Exercise task: Write out all the lines again, precisely as they stand, but without the images.

Given information:
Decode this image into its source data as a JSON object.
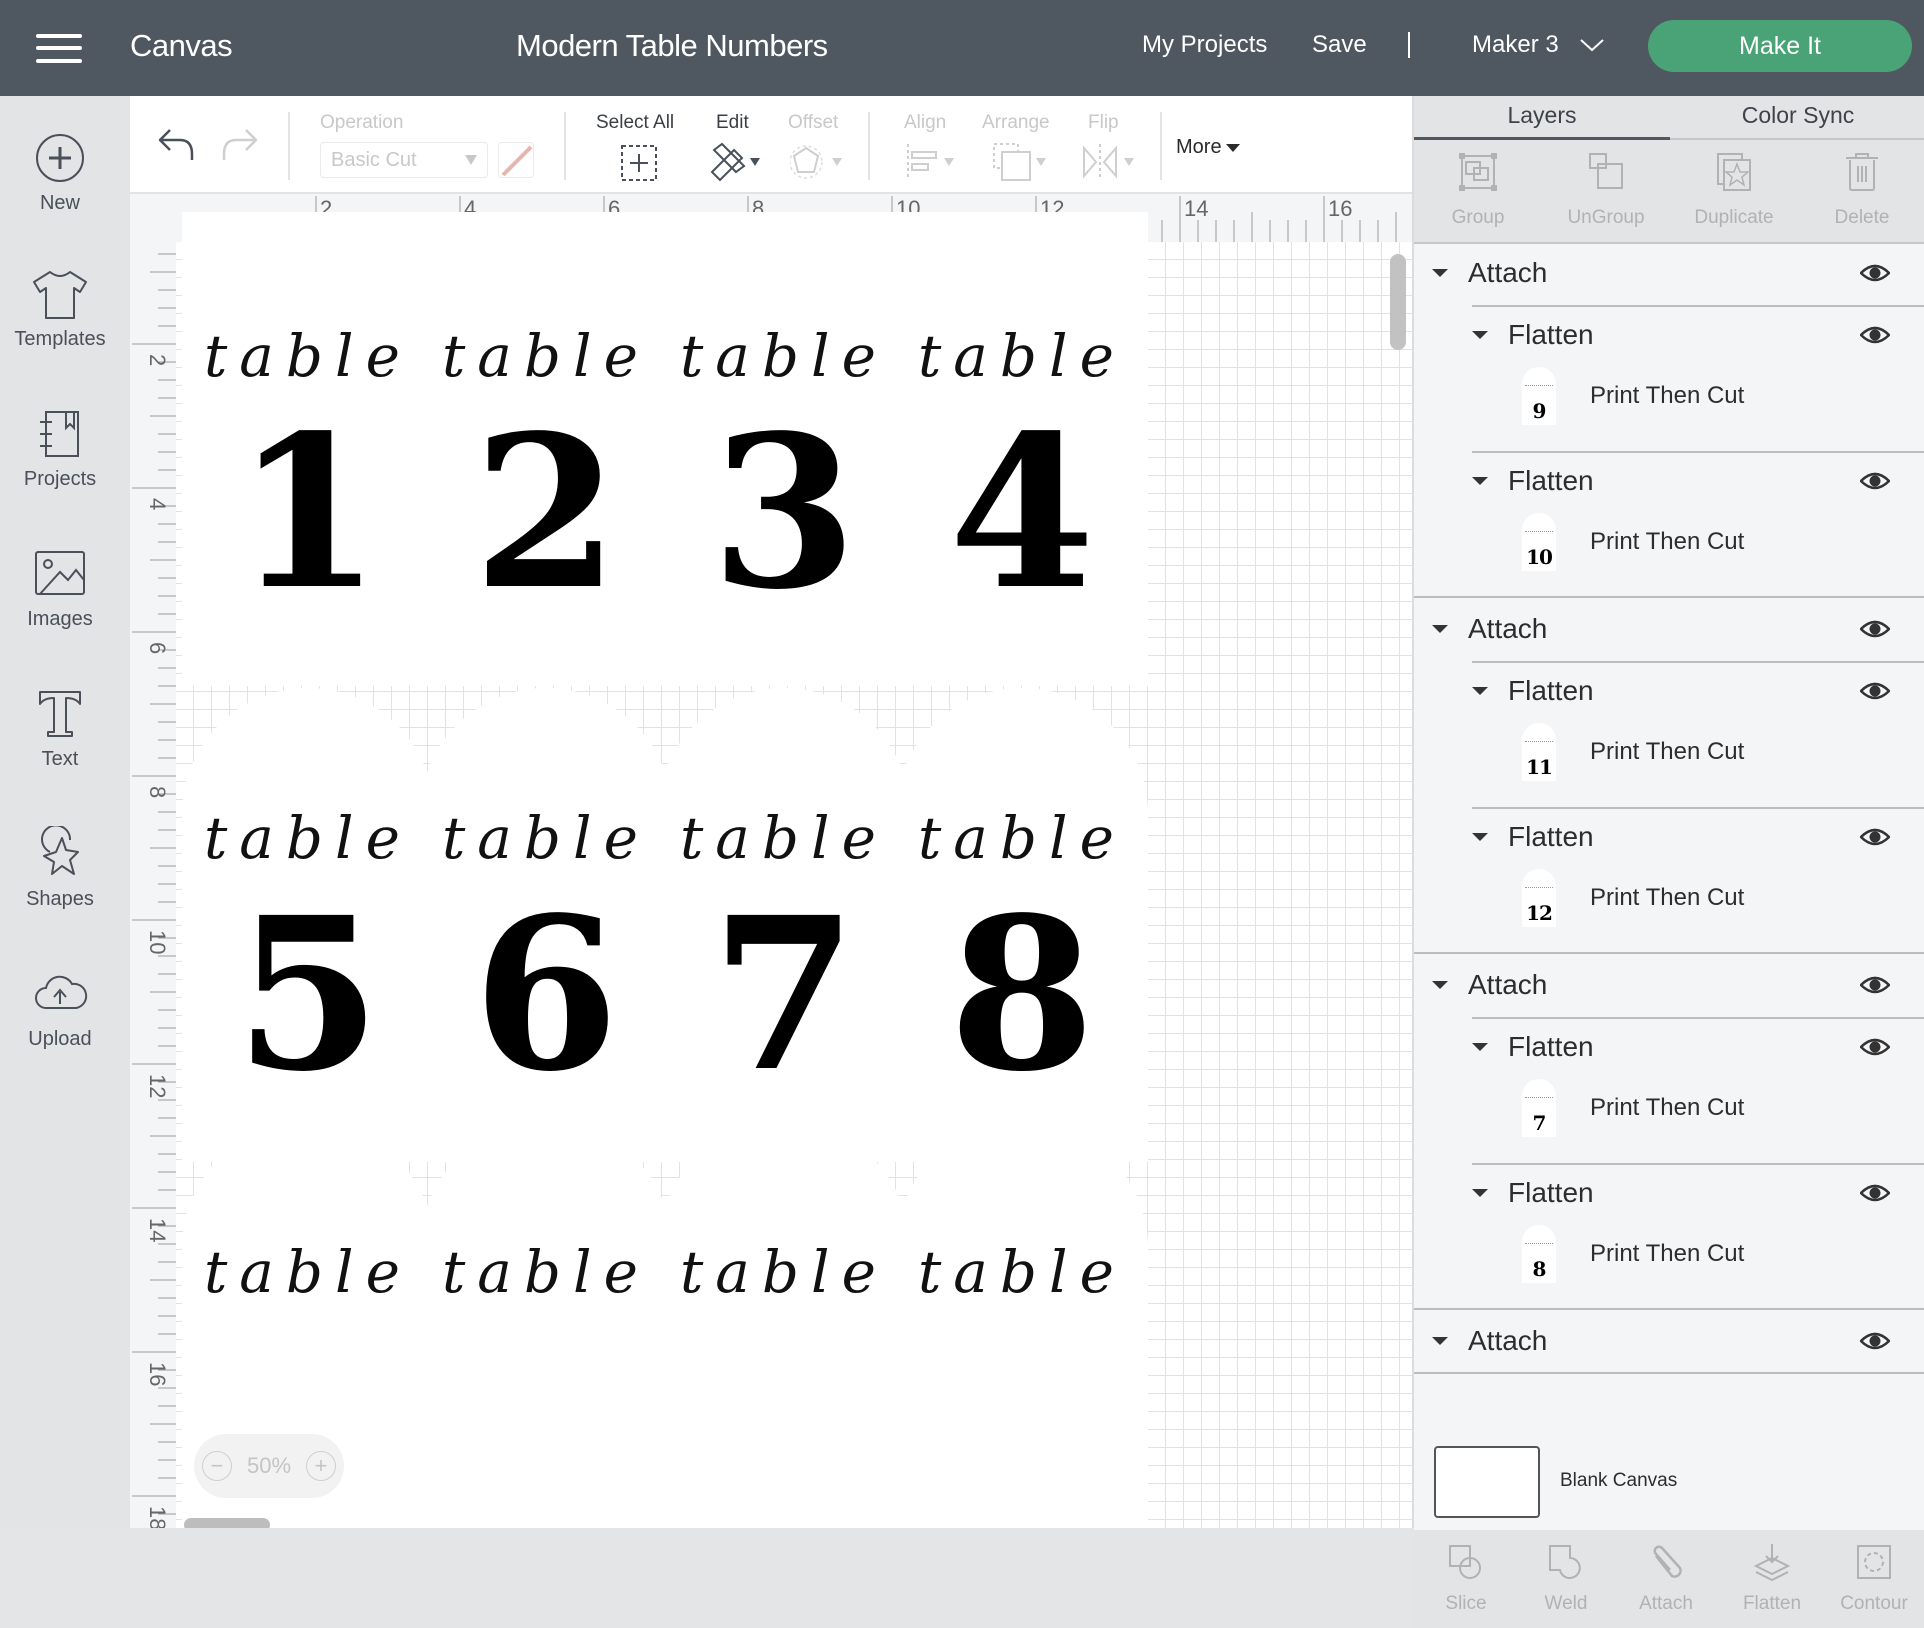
{
  "header": {
    "app_title": "Canvas",
    "project_title": "Modern Table Numbers",
    "my_projects": "My Projects",
    "save": "Save",
    "separator": "|",
    "machine": "Maker 3",
    "make_it": "Make It",
    "make_it_color": "#4aa377"
  },
  "sidebar": {
    "items": [
      {
        "label": "New",
        "icon": "plus-circle-icon"
      },
      {
        "label": "Templates",
        "icon": "tshirt-icon"
      },
      {
        "label": "Projects",
        "icon": "notebook-icon"
      },
      {
        "label": "Images",
        "icon": "image-icon"
      },
      {
        "label": "Text",
        "icon": "text-t-icon"
      },
      {
        "label": "Shapes",
        "icon": "shapes-icon"
      },
      {
        "label": "Upload",
        "icon": "cloud-upload-icon"
      }
    ]
  },
  "toolbar": {
    "operation_label": "Operation",
    "operation_value": "Basic Cut",
    "select_all": "Select All",
    "edit": "Edit",
    "offset": "Offset",
    "align": "Align",
    "arrange": "Arrange",
    "flip": "Flip",
    "more": "More"
  },
  "canvas": {
    "ruler_top": [
      "2",
      "4",
      "6",
      "8",
      "10",
      "12",
      "14",
      "16"
    ],
    "ruler_left": [
      "2",
      "4",
      "6",
      "8",
      "10",
      "12",
      "14",
      "16",
      "18"
    ],
    "cards": [
      {
        "script": "table",
        "number": "1"
      },
      {
        "script": "table",
        "number": "2"
      },
      {
        "script": "table",
        "number": "3"
      },
      {
        "script": "table",
        "number": "4"
      },
      {
        "script": "table",
        "number": "5"
      },
      {
        "script": "table",
        "number": "6"
      },
      {
        "script": "table",
        "number": "7"
      },
      {
        "script": "table",
        "number": "8"
      },
      {
        "script": "table",
        "number": ""
      },
      {
        "script": "table",
        "number": ""
      },
      {
        "script": "table",
        "number": ""
      },
      {
        "script": "table",
        "number": ""
      }
    ],
    "zoom": "50%",
    "zoom_out": "−",
    "zoom_in": "+"
  },
  "panel": {
    "tabs": [
      {
        "label": "Layers",
        "active": true
      },
      {
        "label": "Color Sync",
        "active": false
      }
    ],
    "actions": [
      {
        "label": "Group",
        "icon": "group-icon"
      },
      {
        "label": "UnGroup",
        "icon": "ungroup-icon"
      },
      {
        "label": "Duplicate",
        "icon": "duplicate-icon"
      },
      {
        "label": "Delete",
        "icon": "trash-icon"
      }
    ],
    "layers": [
      {
        "label": "Attach",
        "children": [
          {
            "label": "Flatten",
            "leaf": "Print Then Cut",
            "thumb": "9"
          },
          {
            "label": "Flatten",
            "leaf": "Print Then Cut",
            "thumb": "10"
          }
        ]
      },
      {
        "label": "Attach",
        "children": [
          {
            "label": "Flatten",
            "leaf": "Print Then Cut",
            "thumb": "11"
          },
          {
            "label": "Flatten",
            "leaf": "Print Then Cut",
            "thumb": "12"
          }
        ]
      },
      {
        "label": "Attach",
        "children": [
          {
            "label": "Flatten",
            "leaf": "Print Then Cut",
            "thumb": "7"
          },
          {
            "label": "Flatten",
            "leaf": "Print Then Cut",
            "thumb": "8"
          }
        ]
      },
      {
        "label": "Attach",
        "children": []
      }
    ],
    "blank_canvas": "Blank Canvas",
    "bottom_actions": [
      {
        "label": "Slice",
        "icon": "slice-icon"
      },
      {
        "label": "Weld",
        "icon": "weld-icon"
      },
      {
        "label": "Attach",
        "icon": "paperclip-icon"
      },
      {
        "label": "Flatten",
        "icon": "flatten-icon"
      },
      {
        "label": "Contour",
        "icon": "contour-icon"
      }
    ]
  }
}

Exercise solution:
Decode this image into its source data as a JSON object.
{
  "header": {
    "app_title": "Canvas",
    "project_title": "Modern Table Numbers",
    "my_projects": "My Projects",
    "save": "Save",
    "separator": "|",
    "machine": "Maker 3",
    "make_it": "Make It",
    "make_it_color": "#4aa377"
  },
  "sidebar": {
    "items": [
      {
        "label": "New",
        "icon": "plus-circle-icon"
      },
      {
        "label": "Templates",
        "icon": "tshirt-icon"
      },
      {
        "label": "Projects",
        "icon": "notebook-icon"
      },
      {
        "label": "Images",
        "icon": "image-icon"
      },
      {
        "label": "Text",
        "icon": "text-t-icon"
      },
      {
        "label": "Shapes",
        "icon": "shapes-icon"
      },
      {
        "label": "Upload",
        "icon": "cloud-upload-icon"
      }
    ]
  },
  "toolbar": {
    "operation_label": "Operation",
    "operation_value": "Basic Cut",
    "select_all": "Select All",
    "edit": "Edit",
    "offset": "Offset",
    "align": "Align",
    "arrange": "Arrange",
    "flip": "Flip",
    "more": "More"
  },
  "canvas": {
    "ruler_top": [
      "2",
      "4",
      "6",
      "8",
      "10",
      "12",
      "14",
      "16"
    ],
    "ruler_left": [
      "2",
      "4",
      "6",
      "8",
      "10",
      "12",
      "14",
      "16",
      "18"
    ],
    "cards": [
      {
        "script": "table",
        "number": "1"
      },
      {
        "script": "table",
        "number": "2"
      },
      {
        "script": "table",
        "number": "3"
      },
      {
        "script": "table",
        "number": "4"
      },
      {
        "script": "table",
        "number": "5"
      },
      {
        "script": "table",
        "number": "6"
      },
      {
        "script": "table",
        "number": "7"
      },
      {
        "script": "table",
        "number": "8"
      },
      {
        "script": "table",
        "number": ""
      },
      {
        "script": "table",
        "number": ""
      },
      {
        "script": "table",
        "number": ""
      },
      {
        "script": "table",
        "number": ""
      }
    ],
    "zoom": "50%",
    "zoom_out": "−",
    "zoom_in": "+"
  },
  "panel": {
    "tabs": [
      {
        "label": "Layers",
        "active": true
      },
      {
        "label": "Color Sync",
        "active": false
      }
    ],
    "actions": [
      {
        "label": "Group",
        "icon": "group-icon"
      },
      {
        "label": "UnGroup",
        "icon": "ungroup-icon"
      },
      {
        "label": "Duplicate",
        "icon": "duplicate-icon"
      },
      {
        "label": "Delete",
        "icon": "trash-icon"
      }
    ],
    "layers": [
      {
        "label": "Attach",
        "children": [
          {
            "label": "Flatten",
            "leaf": "Print Then Cut",
            "thumb": "9"
          },
          {
            "label": "Flatten",
            "leaf": "Print Then Cut",
            "thumb": "10"
          }
        ]
      },
      {
        "label": "Attach",
        "children": [
          {
            "label": "Flatten",
            "leaf": "Print Then Cut",
            "thumb": "11"
          },
          {
            "label": "Flatten",
            "leaf": "Print Then Cut",
            "thumb": "12"
          }
        ]
      },
      {
        "label": "Attach",
        "children": [
          {
            "label": "Flatten",
            "leaf": "Print Then Cut",
            "thumb": "7"
          },
          {
            "label": "Flatten",
            "leaf": "Print Then Cut",
            "thumb": "8"
          }
        ]
      },
      {
        "label": "Attach",
        "children": []
      }
    ],
    "blank_canvas": "Blank Canvas",
    "bottom_actions": [
      {
        "label": "Slice",
        "icon": "slice-icon"
      },
      {
        "label": "Weld",
        "icon": "weld-icon"
      },
      {
        "label": "Attach",
        "icon": "paperclip-icon"
      },
      {
        "label": "Flatten",
        "icon": "flatten-icon"
      },
      {
        "label": "Contour",
        "icon": "contour-icon"
      }
    ]
  }
}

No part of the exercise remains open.